[begin Exercise data]

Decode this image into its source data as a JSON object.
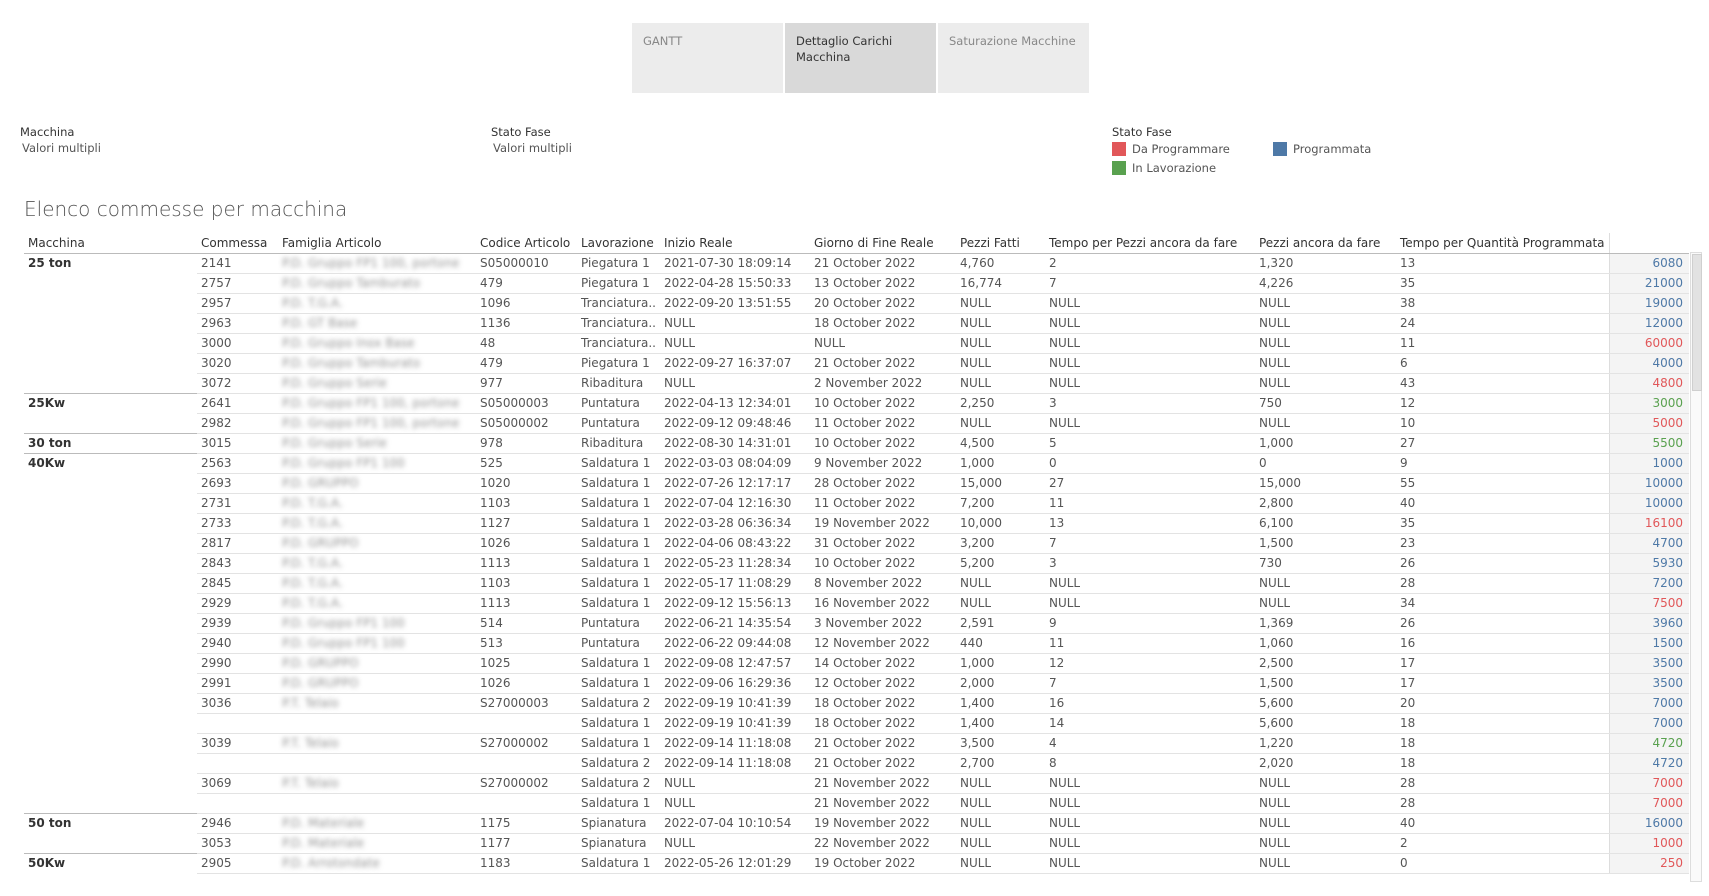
{
  "tabs": [
    {
      "label": "GANTT",
      "active": false
    },
    {
      "label": "Dettaglio Carichi Macchina",
      "active": true
    },
    {
      "label": "Saturazione Macchine",
      "active": false
    }
  ],
  "filters": [
    {
      "title": "Macchina",
      "value": "Valori multipli"
    },
    {
      "title": "Stato Fase",
      "value": "Valori multipli"
    }
  ],
  "legend": {
    "title": "Stato Fase",
    "items": [
      {
        "label": "Da Programmare",
        "color": "#e15759"
      },
      {
        "label": "Programmata",
        "color": "#4e79a7"
      },
      {
        "label": "In Lavorazione",
        "color": "#59a14f"
      }
    ]
  },
  "sheet_title": "Elenco commesse per macchina",
  "table": {
    "headers": [
      "Macchina",
      "Commessa",
      "Famiglia Articolo",
      "Codice Articolo",
      "Lavorazione",
      "Inizio Reale",
      "Giorno di Fine Reale",
      "Pezzi Fatti",
      "Tempo per Pezzi ancora da fare",
      "Pezzi ancora da fare",
      "Tempo per Quantità Programmata",
      ""
    ],
    "rows": [
      {
        "macchina": "25 ton",
        "commessa": "2141",
        "famiglia": "P.D. Gruppo FP1 100, portone",
        "codice": "S05000010",
        "lavorazione": "Piegatura 1",
        "inizio": "2021-07-30 18:09:14",
        "fine": "21 October 2022",
        "pezzi_fatti": "4,760",
        "tempo_pezzi": "2",
        "pezzi_da_fare": "1,320",
        "tempo_qta": "13",
        "valore": "6080",
        "stato": "Programmata"
      },
      {
        "macchina": "",
        "commessa": "2757",
        "famiglia": "P.D. Gruppo Tamburato",
        "codice": "479",
        "lavorazione": "Piegatura 1",
        "inizio": "2022-04-28 15:50:33",
        "fine": "13 October 2022",
        "pezzi_fatti": "16,774",
        "tempo_pezzi": "7",
        "pezzi_da_fare": "4,226",
        "tempo_qta": "35",
        "valore": "21000",
        "stato": "Programmata"
      },
      {
        "macchina": "",
        "commessa": "2957",
        "famiglia": "P.D. T.G.A.",
        "codice": "1096",
        "lavorazione": "Tranciatura..",
        "inizio": "2022-09-20 13:51:55",
        "fine": "20 October 2022",
        "pezzi_fatti": "NULL",
        "tempo_pezzi": "NULL",
        "pezzi_da_fare": "NULL",
        "tempo_qta": "38",
        "valore": "19000",
        "stato": "Programmata"
      },
      {
        "macchina": "",
        "commessa": "2963",
        "famiglia": "P.D. GT Base",
        "codice": "1136",
        "lavorazione": "Tranciatura..",
        "inizio": "NULL",
        "fine": "18 October 2022",
        "pezzi_fatti": "NULL",
        "tempo_pezzi": "NULL",
        "pezzi_da_fare": "NULL",
        "tempo_qta": "24",
        "valore": "12000",
        "stato": "Programmata"
      },
      {
        "macchina": "",
        "commessa": "3000",
        "famiglia": "P.D. Gruppo Inox Base",
        "codice": "48",
        "lavorazione": "Tranciatura..",
        "inizio": "NULL",
        "fine": "NULL",
        "pezzi_fatti": "NULL",
        "tempo_pezzi": "NULL",
        "pezzi_da_fare": "NULL",
        "tempo_qta": "11",
        "valore": "60000",
        "stato": "Da Programmare"
      },
      {
        "macchina": "",
        "commessa": "3020",
        "famiglia": "P.D. Gruppo Tamburato",
        "codice": "479",
        "lavorazione": "Piegatura 1",
        "inizio": "2022-09-27 16:37:07",
        "fine": "21 October 2022",
        "pezzi_fatti": "NULL",
        "tempo_pezzi": "NULL",
        "pezzi_da_fare": "NULL",
        "tempo_qta": "6",
        "valore": "4000",
        "stato": "Programmata"
      },
      {
        "macchina": "",
        "commessa": "3072",
        "famiglia": "P.D. Gruppo Serie",
        "codice": "977",
        "lavorazione": "Ribaditura",
        "inizio": "NULL",
        "fine": "2 November 2022",
        "pezzi_fatti": "NULL",
        "tempo_pezzi": "NULL",
        "pezzi_da_fare": "NULL",
        "tempo_qta": "43",
        "valore": "4800",
        "stato": "Da Programmare"
      },
      {
        "macchina": "25Kw",
        "commessa": "2641",
        "famiglia": "P.D. Gruppo FP1 100, portone",
        "codice": "S05000003",
        "lavorazione": "Puntatura",
        "inizio": "2022-04-13 12:34:01",
        "fine": "10 October 2022",
        "pezzi_fatti": "2,250",
        "tempo_pezzi": "3",
        "pezzi_da_fare": "750",
        "tempo_qta": "12",
        "valore": "3000",
        "stato": "In Lavorazione"
      },
      {
        "macchina": "",
        "commessa": "2982",
        "famiglia": "P.D. Gruppo FP1 100, portone",
        "codice": "S05000002",
        "lavorazione": "Puntatura",
        "inizio": "2022-09-12 09:48:46",
        "fine": "11 October 2022",
        "pezzi_fatti": "NULL",
        "tempo_pezzi": "NULL",
        "pezzi_da_fare": "NULL",
        "tempo_qta": "10",
        "valore": "5000",
        "stato": "Da Programmare"
      },
      {
        "macchina": "30 ton",
        "commessa": "3015",
        "famiglia": "P.D. Gruppo Serie",
        "codice": "978",
        "lavorazione": "Ribaditura",
        "inizio": "2022-08-30 14:31:01",
        "fine": "10 October 2022",
        "pezzi_fatti": "4,500",
        "tempo_pezzi": "5",
        "pezzi_da_fare": "1,000",
        "tempo_qta": "27",
        "valore": "5500",
        "stato": "In Lavorazione"
      },
      {
        "macchina": "40Kw",
        "commessa": "2563",
        "famiglia": "P.D. Gruppo FP1 100",
        "codice": "525",
        "lavorazione": "Saldatura 1",
        "inizio": "2022-03-03 08:04:09",
        "fine": "9 November 2022",
        "pezzi_fatti": "1,000",
        "tempo_pezzi": "0",
        "pezzi_da_fare": "0",
        "tempo_qta": "9",
        "valore": "1000",
        "stato": "Programmata"
      },
      {
        "macchina": "",
        "commessa": "2693",
        "famiglia": "P.D. GRUPPO",
        "codice": "1020",
        "lavorazione": "Saldatura 1",
        "inizio": "2022-07-26 12:17:17",
        "fine": "28 October 2022",
        "pezzi_fatti": "15,000",
        "tempo_pezzi": "27",
        "pezzi_da_fare": "15,000",
        "tempo_qta": "55",
        "valore": "10000",
        "stato": "Programmata"
      },
      {
        "macchina": "",
        "commessa": "2731",
        "famiglia": "P.D. T.G.A.",
        "codice": "1103",
        "lavorazione": "Saldatura 1",
        "inizio": "2022-07-04 12:16:30",
        "fine": "11 October 2022",
        "pezzi_fatti": "7,200",
        "tempo_pezzi": "11",
        "pezzi_da_fare": "2,800",
        "tempo_qta": "40",
        "valore": "10000",
        "stato": "Programmata"
      },
      {
        "macchina": "",
        "commessa": "2733",
        "famiglia": "P.D. T.G.A.",
        "codice": "1127",
        "lavorazione": "Saldatura 1",
        "inizio": "2022-03-28 06:36:34",
        "fine": "19 November 2022",
        "pezzi_fatti": "10,000",
        "tempo_pezzi": "13",
        "pezzi_da_fare": "6,100",
        "tempo_qta": "35",
        "valore": "16100",
        "stato": "Da Programmare"
      },
      {
        "macchina": "",
        "commessa": "2817",
        "famiglia": "P.D. GRUPPO",
        "codice": "1026",
        "lavorazione": "Saldatura 1",
        "inizio": "2022-04-06 08:43:22",
        "fine": "31 October 2022",
        "pezzi_fatti": "3,200",
        "tempo_pezzi": "7",
        "pezzi_da_fare": "1,500",
        "tempo_qta": "23",
        "valore": "4700",
        "stato": "Programmata"
      },
      {
        "macchina": "",
        "commessa": "2843",
        "famiglia": "P.D. T.G.A.",
        "codice": "1113",
        "lavorazione": "Saldatura 1",
        "inizio": "2022-05-23 11:28:34",
        "fine": "10 October 2022",
        "pezzi_fatti": "5,200",
        "tempo_pezzi": "3",
        "pezzi_da_fare": "730",
        "tempo_qta": "26",
        "valore": "5930",
        "stato": "Programmata"
      },
      {
        "macchina": "",
        "commessa": "2845",
        "famiglia": "P.D. T.G.A.",
        "codice": "1103",
        "lavorazione": "Saldatura 1",
        "inizio": "2022-05-17 11:08:29",
        "fine": "8 November 2022",
        "pezzi_fatti": "NULL",
        "tempo_pezzi": "NULL",
        "pezzi_da_fare": "NULL",
        "tempo_qta": "28",
        "valore": "7200",
        "stato": "Programmata"
      },
      {
        "macchina": "",
        "commessa": "2929",
        "famiglia": "P.D. T.G.A.",
        "codice": "1113",
        "lavorazione": "Saldatura 1",
        "inizio": "2022-09-12 15:56:13",
        "fine": "16 November 2022",
        "pezzi_fatti": "NULL",
        "tempo_pezzi": "NULL",
        "pezzi_da_fare": "NULL",
        "tempo_qta": "34",
        "valore": "7500",
        "stato": "Da Programmare"
      },
      {
        "macchina": "",
        "commessa": "2939",
        "famiglia": "P.D. Gruppo FP1 100",
        "codice": "514",
        "lavorazione": "Puntatura",
        "inizio": "2022-06-21 14:35:54",
        "fine": "3 November 2022",
        "pezzi_fatti": "2,591",
        "tempo_pezzi": "9",
        "pezzi_da_fare": "1,369",
        "tempo_qta": "26",
        "valore": "3960",
        "stato": "Programmata"
      },
      {
        "macchina": "",
        "commessa": "2940",
        "famiglia": "P.D. Gruppo FP1 100",
        "codice": "513",
        "lavorazione": "Puntatura",
        "inizio": "2022-06-22 09:44:08",
        "fine": "12 November 2022",
        "pezzi_fatti": "440",
        "tempo_pezzi": "11",
        "pezzi_da_fare": "1,060",
        "tempo_qta": "16",
        "valore": "1500",
        "stato": "Programmata"
      },
      {
        "macchina": "",
        "commessa": "2990",
        "famiglia": "P.D. GRUPPO",
        "codice": "1025",
        "lavorazione": "Saldatura 1",
        "inizio": "2022-09-08 12:47:57",
        "fine": "14 October 2022",
        "pezzi_fatti": "1,000",
        "tempo_pezzi": "12",
        "pezzi_da_fare": "2,500",
        "tempo_qta": "17",
        "valore": "3500",
        "stato": "Programmata"
      },
      {
        "macchina": "",
        "commessa": "2991",
        "famiglia": "P.D. GRUPPO",
        "codice": "1026",
        "lavorazione": "Saldatura 1",
        "inizio": "2022-09-06 16:29:36",
        "fine": "12 October 2022",
        "pezzi_fatti": "2,000",
        "tempo_pezzi": "7",
        "pezzi_da_fare": "1,500",
        "tempo_qta": "17",
        "valore": "3500",
        "stato": "Programmata"
      },
      {
        "macchina": "",
        "commessa": "3036",
        "famiglia": "P.T. Telaio",
        "codice": "S27000003",
        "lavorazione": "Saldatura 2",
        "inizio": "2022-09-19 10:41:39",
        "fine": "18 October 2022",
        "pezzi_fatti": "1,400",
        "tempo_pezzi": "16",
        "pezzi_da_fare": "5,600",
        "tempo_qta": "20",
        "valore": "7000",
        "stato": "Programmata"
      },
      {
        "macchina": "",
        "commessa": "",
        "famiglia": "",
        "codice": "",
        "lavorazione": "Saldatura 1",
        "inizio": "2022-09-19 10:41:39",
        "fine": "18 October 2022",
        "pezzi_fatti": "1,400",
        "tempo_pezzi": "14",
        "pezzi_da_fare": "5,600",
        "tempo_qta": "18",
        "valore": "7000",
        "stato": "Programmata"
      },
      {
        "macchina": "",
        "commessa": "3039",
        "famiglia": "P.T. Telaio",
        "codice": "S27000002",
        "lavorazione": "Saldatura 1",
        "inizio": "2022-09-14 11:18:08",
        "fine": "21 October 2022",
        "pezzi_fatti": "3,500",
        "tempo_pezzi": "4",
        "pezzi_da_fare": "1,220",
        "tempo_qta": "18",
        "valore": "4720",
        "stato": "In Lavorazione"
      },
      {
        "macchina": "",
        "commessa": "",
        "famiglia": "",
        "codice": "",
        "lavorazione": "Saldatura 2",
        "inizio": "2022-09-14 11:18:08",
        "fine": "21 October 2022",
        "pezzi_fatti": "2,700",
        "tempo_pezzi": "8",
        "pezzi_da_fare": "2,020",
        "tempo_qta": "18",
        "valore": "4720",
        "stato": "Programmata"
      },
      {
        "macchina": "",
        "commessa": "3069",
        "famiglia": "P.T. Telaio",
        "codice": "S27000002",
        "lavorazione": "Saldatura 2",
        "inizio": "NULL",
        "fine": "21 November 2022",
        "pezzi_fatti": "NULL",
        "tempo_pezzi": "NULL",
        "pezzi_da_fare": "NULL",
        "tempo_qta": "28",
        "valore": "7000",
        "stato": "Da Programmare"
      },
      {
        "macchina": "",
        "commessa": "",
        "famiglia": "",
        "codice": "",
        "lavorazione": "Saldatura 1",
        "inizio": "NULL",
        "fine": "21 November 2022",
        "pezzi_fatti": "NULL",
        "tempo_pezzi": "NULL",
        "pezzi_da_fare": "NULL",
        "tempo_qta": "28",
        "valore": "7000",
        "stato": "Da Programmare"
      },
      {
        "macchina": "50 ton",
        "commessa": "2946",
        "famiglia": "P.D. Materiale",
        "codice": "1175",
        "lavorazione": "Spianatura",
        "inizio": "2022-07-04 10:10:54",
        "fine": "19 November 2022",
        "pezzi_fatti": "NULL",
        "tempo_pezzi": "NULL",
        "pezzi_da_fare": "NULL",
        "tempo_qta": "40",
        "valore": "16000",
        "stato": "Programmata"
      },
      {
        "macchina": "",
        "commessa": "3053",
        "famiglia": "P.D. Materiale",
        "codice": "1177",
        "lavorazione": "Spianatura",
        "inizio": "NULL",
        "fine": "22 November 2022",
        "pezzi_fatti": "NULL",
        "tempo_pezzi": "NULL",
        "pezzi_da_fare": "NULL",
        "tempo_qta": "2",
        "valore": "1000",
        "stato": "Da Programmare"
      },
      {
        "macchina": "50Kw",
        "commessa": "2905",
        "famiglia": "P.D. Arrotondate",
        "codice": "1183",
        "lavorazione": "Saldatura 1",
        "inizio": "2022-05-26 12:01:29",
        "fine": "19 October 2022",
        "pezzi_fatti": "NULL",
        "tempo_pezzi": "NULL",
        "pezzi_da_fare": "NULL",
        "tempo_qta": "0",
        "valore": "250",
        "stato": "Da Programmare"
      }
    ]
  }
}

[end Exercise data]

■ Given exercise:
Which lines hold the string "November"? Copy all of them from the data above.

■ Answer in full:
        "fine": "2 November 2022",
        "fine": "9 November 2022",
        "fine": "19 November 2022",
        "fine": "8 November 2022",
        "fine": "16 November 2022",
        "fine": "3 November 2022",
        "fine": "12 November 2022",
        "fine": "21 November 2022",
        "fine": "21 November 2022",
        "fine": "19 November 2022",
        "fine": "22 November 2022",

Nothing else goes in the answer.